>> START
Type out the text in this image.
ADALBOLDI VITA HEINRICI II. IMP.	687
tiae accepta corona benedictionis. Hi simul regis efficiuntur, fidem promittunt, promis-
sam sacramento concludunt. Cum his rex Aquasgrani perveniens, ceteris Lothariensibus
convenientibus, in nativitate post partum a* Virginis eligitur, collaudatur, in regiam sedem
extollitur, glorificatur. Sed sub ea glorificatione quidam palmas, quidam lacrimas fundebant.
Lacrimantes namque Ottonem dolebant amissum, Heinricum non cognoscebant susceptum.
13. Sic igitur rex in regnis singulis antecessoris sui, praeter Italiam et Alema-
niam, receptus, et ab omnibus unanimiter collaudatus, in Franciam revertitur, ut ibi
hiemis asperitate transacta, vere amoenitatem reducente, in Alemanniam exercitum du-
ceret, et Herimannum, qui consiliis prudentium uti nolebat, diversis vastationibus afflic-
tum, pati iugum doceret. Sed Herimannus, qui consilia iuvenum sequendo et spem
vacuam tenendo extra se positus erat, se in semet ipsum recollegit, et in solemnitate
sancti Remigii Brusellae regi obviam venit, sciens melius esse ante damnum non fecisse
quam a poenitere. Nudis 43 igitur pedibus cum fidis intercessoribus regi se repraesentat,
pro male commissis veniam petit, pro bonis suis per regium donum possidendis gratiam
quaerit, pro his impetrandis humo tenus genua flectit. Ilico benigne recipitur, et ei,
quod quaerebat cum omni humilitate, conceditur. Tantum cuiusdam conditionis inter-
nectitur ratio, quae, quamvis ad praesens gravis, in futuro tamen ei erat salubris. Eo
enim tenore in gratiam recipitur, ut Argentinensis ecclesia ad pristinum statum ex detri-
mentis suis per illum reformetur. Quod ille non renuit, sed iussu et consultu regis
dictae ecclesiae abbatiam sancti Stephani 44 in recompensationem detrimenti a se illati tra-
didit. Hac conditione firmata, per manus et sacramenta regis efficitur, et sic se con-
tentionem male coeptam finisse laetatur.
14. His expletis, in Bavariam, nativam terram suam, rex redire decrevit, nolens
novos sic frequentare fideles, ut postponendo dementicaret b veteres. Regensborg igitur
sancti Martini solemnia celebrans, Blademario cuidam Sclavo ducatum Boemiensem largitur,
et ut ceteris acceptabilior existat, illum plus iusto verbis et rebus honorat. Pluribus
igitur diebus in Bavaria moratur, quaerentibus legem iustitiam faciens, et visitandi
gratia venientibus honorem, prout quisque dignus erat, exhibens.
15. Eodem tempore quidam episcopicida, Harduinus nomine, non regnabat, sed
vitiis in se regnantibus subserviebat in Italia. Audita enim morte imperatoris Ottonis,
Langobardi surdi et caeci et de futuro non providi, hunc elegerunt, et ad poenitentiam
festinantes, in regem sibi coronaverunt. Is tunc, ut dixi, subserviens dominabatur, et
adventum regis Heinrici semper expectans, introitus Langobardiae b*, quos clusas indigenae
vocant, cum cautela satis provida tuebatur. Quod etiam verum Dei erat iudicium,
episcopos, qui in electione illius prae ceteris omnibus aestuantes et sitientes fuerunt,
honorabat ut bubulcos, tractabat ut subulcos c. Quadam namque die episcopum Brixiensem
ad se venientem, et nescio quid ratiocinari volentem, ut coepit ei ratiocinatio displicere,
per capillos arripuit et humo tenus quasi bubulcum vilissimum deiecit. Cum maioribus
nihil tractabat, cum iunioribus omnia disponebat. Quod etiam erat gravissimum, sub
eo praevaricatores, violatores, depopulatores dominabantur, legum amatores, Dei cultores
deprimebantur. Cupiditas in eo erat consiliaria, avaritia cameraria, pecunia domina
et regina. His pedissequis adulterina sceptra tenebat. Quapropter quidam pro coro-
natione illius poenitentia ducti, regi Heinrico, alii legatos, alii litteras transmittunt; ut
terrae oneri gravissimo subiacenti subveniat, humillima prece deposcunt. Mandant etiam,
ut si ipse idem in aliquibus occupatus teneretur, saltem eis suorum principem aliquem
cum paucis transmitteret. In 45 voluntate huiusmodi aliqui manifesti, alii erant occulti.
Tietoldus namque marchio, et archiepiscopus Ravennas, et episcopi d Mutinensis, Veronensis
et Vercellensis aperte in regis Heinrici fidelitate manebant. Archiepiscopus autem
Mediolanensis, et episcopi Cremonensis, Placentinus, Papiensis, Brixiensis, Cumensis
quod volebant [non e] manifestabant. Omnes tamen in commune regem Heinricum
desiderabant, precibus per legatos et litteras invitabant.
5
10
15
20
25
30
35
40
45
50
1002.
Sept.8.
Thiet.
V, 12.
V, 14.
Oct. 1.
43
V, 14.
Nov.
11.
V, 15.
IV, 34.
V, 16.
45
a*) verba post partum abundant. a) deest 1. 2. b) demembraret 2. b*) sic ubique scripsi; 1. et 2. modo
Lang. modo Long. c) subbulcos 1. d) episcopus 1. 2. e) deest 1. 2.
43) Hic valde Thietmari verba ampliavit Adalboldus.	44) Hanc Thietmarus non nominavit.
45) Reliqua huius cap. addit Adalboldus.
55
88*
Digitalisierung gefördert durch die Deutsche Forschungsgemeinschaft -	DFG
>> END
TASK DESCRIPTION:
Copy all lines of the listing above that contain the string "namque".

RESPONSE BELOW:
Lacrimantes namque Ottonem dolebant amissum, Heinricum non cognoscebant susceptum.
honorabat ut bubulcos, tractabat ut subulcos c. Quadam namque die episcopum Brixiensem
Tietoldus namque marchio, et archiepiscopus Ravennas, et episcopi d Mutinensis, Veronensis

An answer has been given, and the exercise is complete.